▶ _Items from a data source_

* * * * * * * * *

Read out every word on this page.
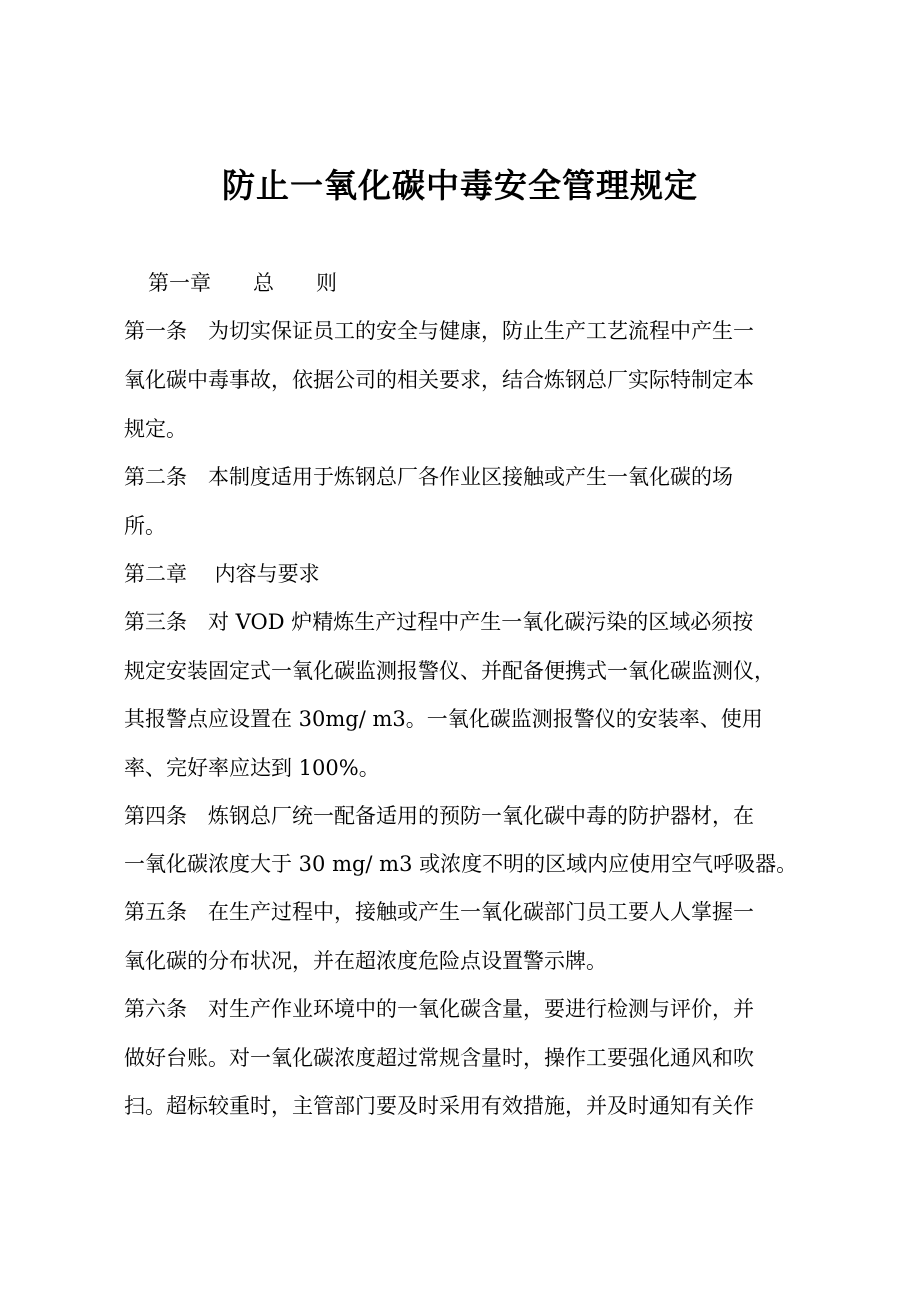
防止一氧化碳中毒安全管理规定
第一章 总 则
第一条　为切实保证员工的安全与健康，防止生产工艺流程中产生一
氧化碳中毒事故，依据公司的相关要求，结合炼钢总厂实际特制定本
规定。
第二条　本制度适用于炼钢总厂各作业区接触或产生一氧化碳的场
所。
第二章　 内容与要求
第三条　对 VOD 炉精炼生产过程中产生一氧化碳污染的区域必须按
规定安装固定式一氧化碳监测报警仪、并配备便携式一氧化碳监测仪，
其报警点应设置在 30mg/ m3。一氧化碳监测报警仪的安装率、使用
率、完好率应达到 100%。
第四条　炼钢总厂统一配备适用的预防一氧化碳中毒的防护器材，在
一氧化碳浓度大于 30 mg/ m3 或浓度不明的区域内应使用空气呼吸器。
第五条　在生产过程中，接触或产生一氧化碳部门员工要人人掌握一
氧化碳的分布状况，并在超浓度危险点设置警示牌。
第六条　对生产作业环境中的一氧化碳含量，要进行检测与评价，并
做好台账。对一氧化碳浓度超过常规含量时，操作工要强化通风和吹
扫。超标较重时，主管部门要及时采用有效措施，并及时通知有关作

* * * * * * * * *

▶ _EXERCISE OBJECTIVE_
Each line in the records above should be reproduced exactly; images are not copied.

▶ _EXERCISE RESPONSE_
Read out every word on this page.
防止一氧化碳中毒安全管理规定
第一章 总 则
第一条　为切实保证员工的安全与健康，防止生产工艺流程中产生一
氧化碳中毒事故，依据公司的相关要求，结合炼钢总厂实际特制定本
规定。
第二条　本制度适用于炼钢总厂各作业区接触或产生一氧化碳的场
所。
第二章　 内容与要求
第三条　对 VOD 炉精炼生产过程中产生一氧化碳污染的区域必须按
规定安装固定式一氧化碳监测报警仪、并配备便携式一氧化碳监测仪，
其报警点应设置在 30mg/ m3。一氧化碳监测报警仪的安装率、使用
率、完好率应达到 100%。
第四条　炼钢总厂统一配备适用的预防一氧化碳中毒的防护器材，在
一氧化碳浓度大于 30 mg/ m3 或浓度不明的区域内应使用空气呼吸器。
第五条　在生产过程中，接触或产生一氧化碳部门员工要人人掌握一
氧化碳的分布状况，并在超浓度危险点设置警示牌。
第六条　对生产作业环境中的一氧化碳含量，要进行检测与评价，并
做好台账。对一氧化碳浓度超过常规含量时，操作工要强化通风和吹
扫。超标较重时，主管部门要及时采用有效措施，并及时通知有关作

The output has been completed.